## Task objective
Look through the records below and give the number of lines holding the string "千万工程", nothing more.

## The input

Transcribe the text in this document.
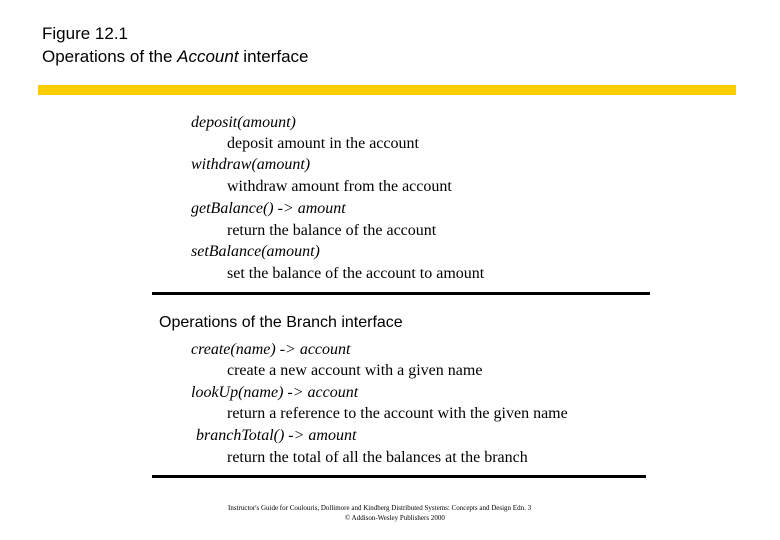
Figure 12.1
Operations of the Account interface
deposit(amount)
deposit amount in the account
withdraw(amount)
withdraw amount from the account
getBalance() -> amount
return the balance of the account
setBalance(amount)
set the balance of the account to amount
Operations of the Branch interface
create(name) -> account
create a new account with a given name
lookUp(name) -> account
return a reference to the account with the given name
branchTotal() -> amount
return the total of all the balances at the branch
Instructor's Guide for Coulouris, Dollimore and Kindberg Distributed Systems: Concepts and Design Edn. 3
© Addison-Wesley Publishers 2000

* * *

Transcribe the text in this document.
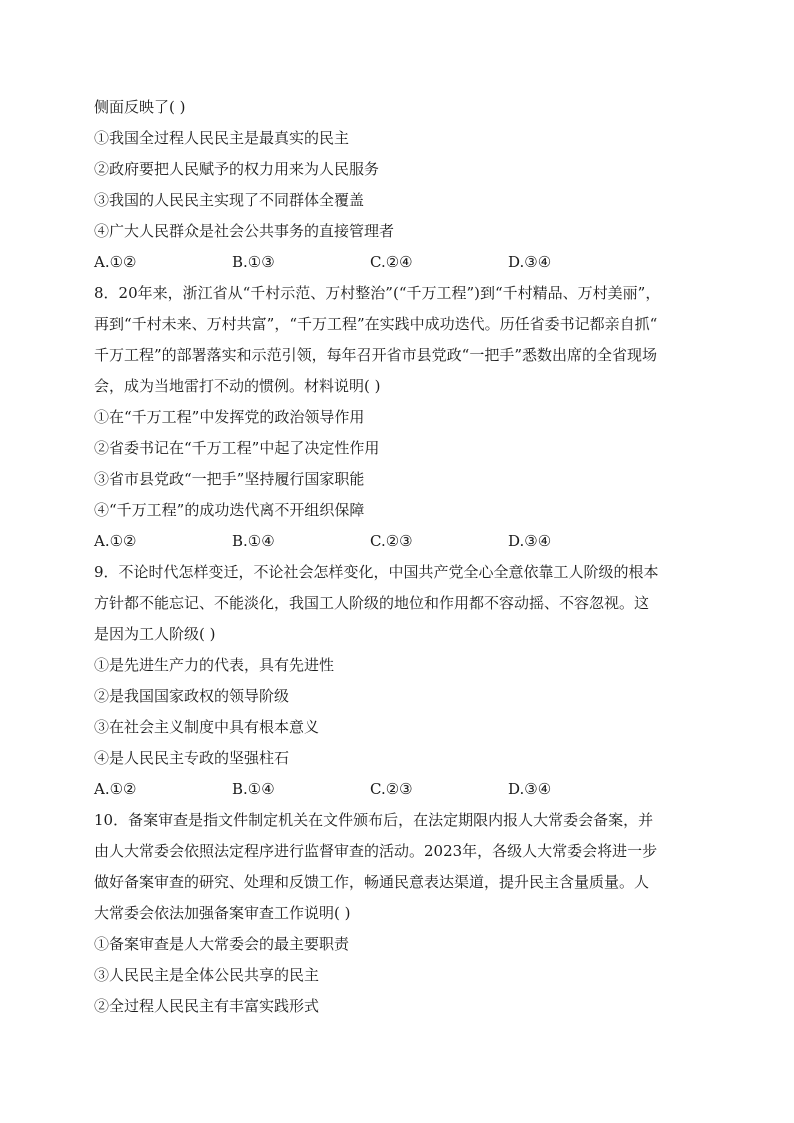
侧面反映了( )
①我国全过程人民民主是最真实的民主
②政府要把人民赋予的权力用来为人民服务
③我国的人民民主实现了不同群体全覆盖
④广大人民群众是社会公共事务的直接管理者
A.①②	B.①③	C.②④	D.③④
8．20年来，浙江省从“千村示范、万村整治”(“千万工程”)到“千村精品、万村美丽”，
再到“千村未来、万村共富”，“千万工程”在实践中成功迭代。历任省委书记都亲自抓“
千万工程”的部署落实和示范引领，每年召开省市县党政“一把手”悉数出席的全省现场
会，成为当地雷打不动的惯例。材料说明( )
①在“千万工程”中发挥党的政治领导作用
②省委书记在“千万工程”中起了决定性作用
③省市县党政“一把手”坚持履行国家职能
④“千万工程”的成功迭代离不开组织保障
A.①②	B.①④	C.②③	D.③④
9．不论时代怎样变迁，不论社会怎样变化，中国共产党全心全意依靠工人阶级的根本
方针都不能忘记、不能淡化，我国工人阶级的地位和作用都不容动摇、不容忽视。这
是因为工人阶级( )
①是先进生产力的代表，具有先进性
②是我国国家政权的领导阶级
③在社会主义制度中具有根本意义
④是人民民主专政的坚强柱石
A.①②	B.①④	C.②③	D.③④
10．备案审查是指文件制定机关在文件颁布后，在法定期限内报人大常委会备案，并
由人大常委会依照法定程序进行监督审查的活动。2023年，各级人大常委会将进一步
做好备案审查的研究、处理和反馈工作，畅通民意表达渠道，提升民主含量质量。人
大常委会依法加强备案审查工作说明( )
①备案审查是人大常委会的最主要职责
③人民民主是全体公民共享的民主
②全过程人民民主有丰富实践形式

## Task result
6